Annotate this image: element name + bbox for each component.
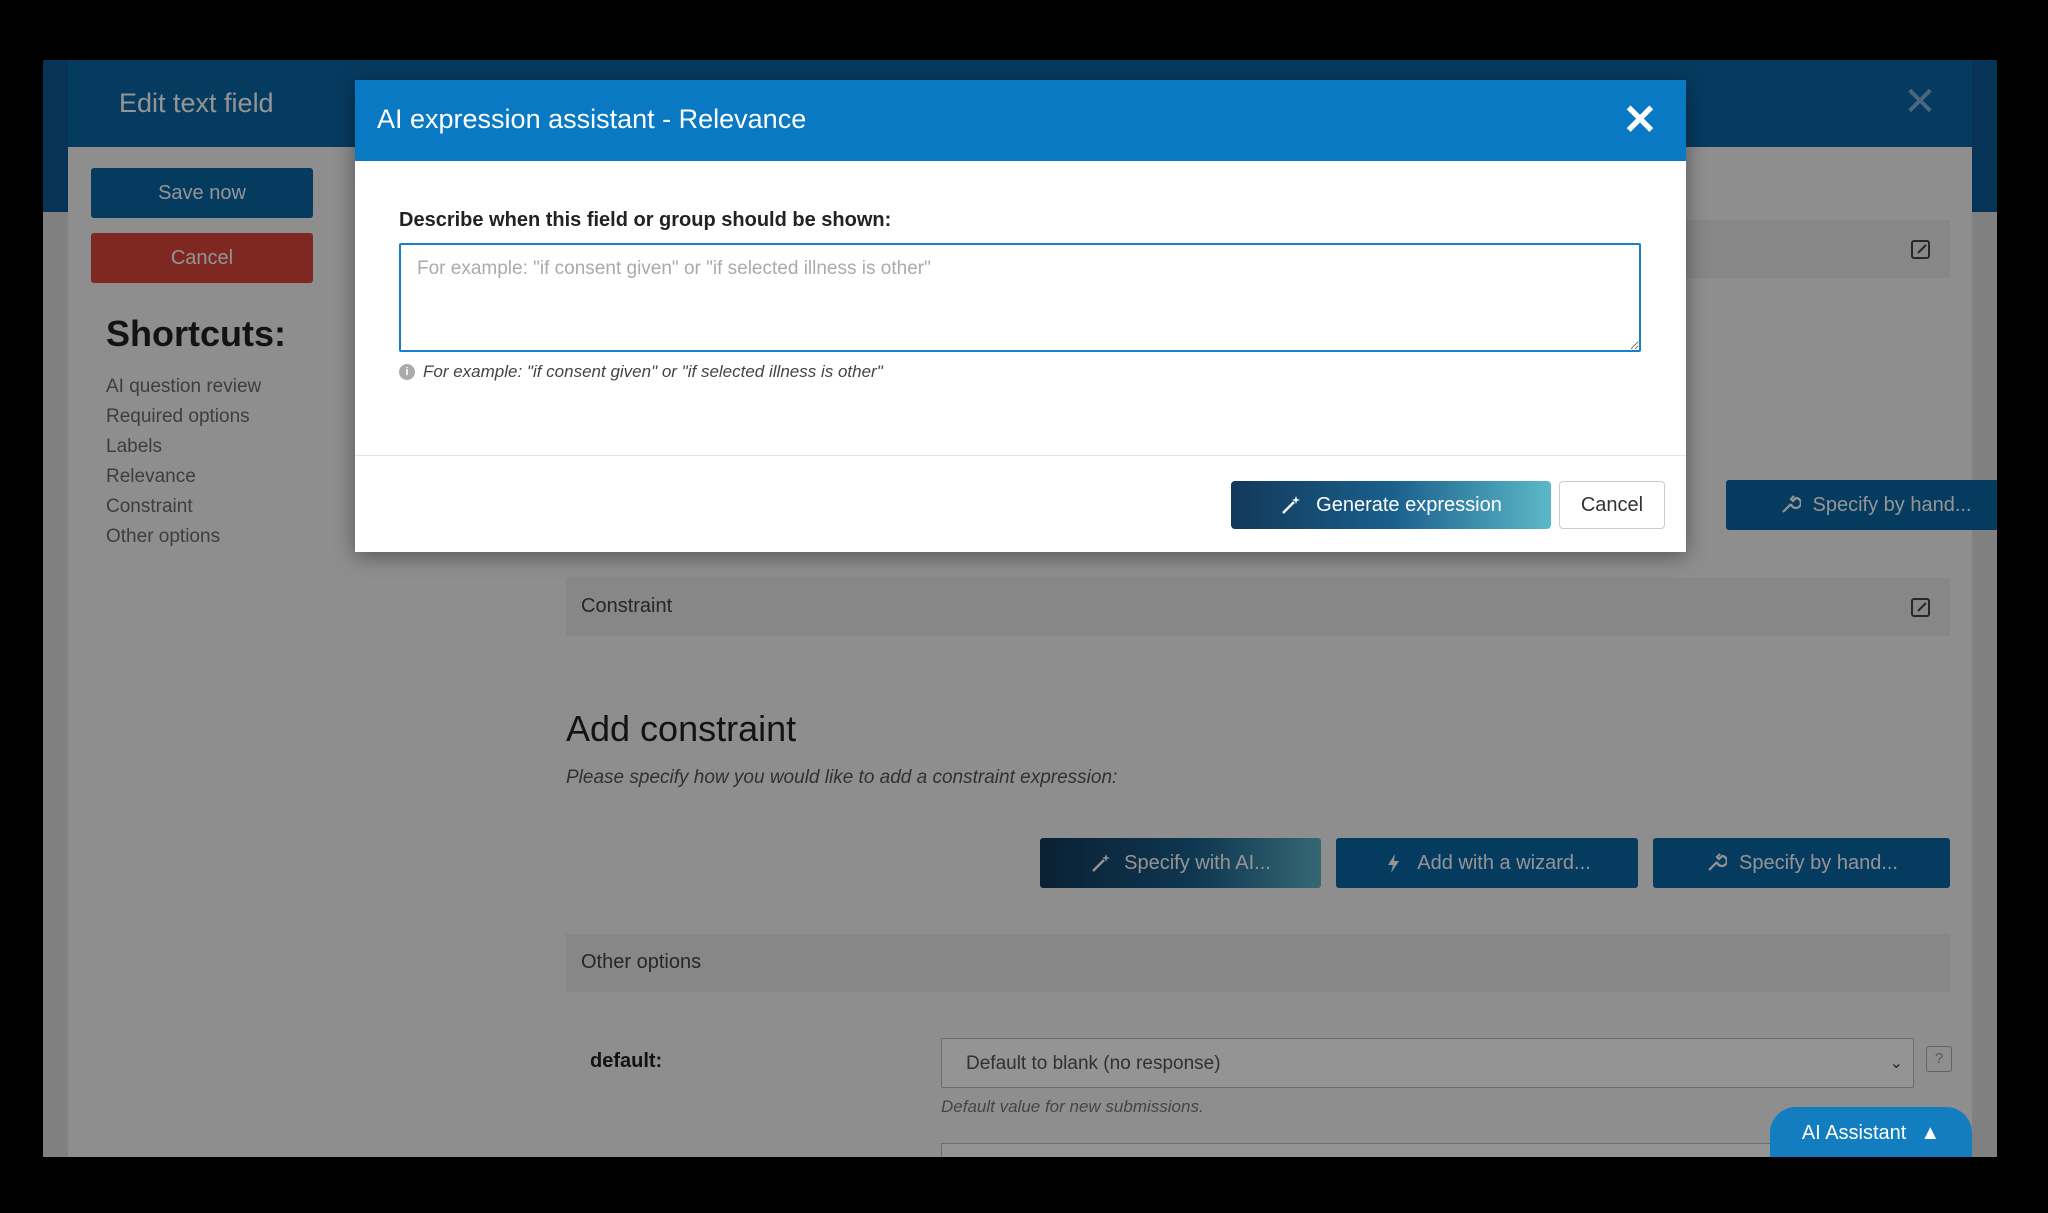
hint-text: For example: "if consent given" or "if s… [423, 362, 883, 381]
describe-label: Describe when this field or group should… [399, 209, 892, 231]
chevron-up-icon: ▲ [1920, 1122, 1941, 1144]
description-textarea[interactable] [399, 243, 1641, 352]
ai-assistant-tab[interactable]: AI Assistant ▲ [1770, 1107, 1972, 1160]
info-icon: i [399, 364, 415, 380]
modal-title: AI expression assistant - Relevance [377, 104, 807, 134]
ai-expression-modal: AI expression assistant - Relevance ✕ De… [355, 80, 1686, 552]
magic-wand-icon [1282, 496, 1301, 514]
modal-cancel-button[interactable]: Cancel [1559, 481, 1665, 529]
bottom-bar [0, 1157, 2048, 1213]
modal-header: AI expression assistant - Relevance ✕ [355, 80, 1686, 161]
modal-divider [355, 455, 1686, 456]
ai-assistant-label: AI Assistant [1801, 1122, 1907, 1144]
close-icon[interactable]: ✕ [1620, 99, 1660, 141]
hint-row: i For example: "if consent given" or "if… [399, 362, 883, 382]
generate-expression-button[interactable]: Generate expression [1231, 481, 1551, 529]
generate-expression-label: Generate expression [1316, 493, 1502, 516]
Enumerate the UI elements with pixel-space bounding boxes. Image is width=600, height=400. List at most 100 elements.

^^^^^^^^

» **Task directions**: Copy the material exactly as it stands, from the start down through the line containing "magic-wand-icon [1282, 496, 1301, 514]". Leave the pictures out of your copy.

» **Task output**:
Annotate this image: element name + bbox for each component.
hint-text: For example: "if consent given" or "if s… [423, 362, 883, 381]
describe-label: Describe when this field or group should… [399, 209, 892, 231]
chevron-up-icon: ▲ [1920, 1122, 1941, 1144]
description-textarea[interactable] [399, 243, 1641, 352]
ai-assistant-tab[interactable]: AI Assistant ▲ [1770, 1107, 1972, 1160]
info-icon: i [399, 364, 415, 380]
modal-title: AI expression assistant - Relevance [377, 104, 807, 134]
ai-expression-modal: AI expression assistant - Relevance ✕ De… [355, 80, 1686, 552]
magic-wand-icon [1282, 496, 1301, 514]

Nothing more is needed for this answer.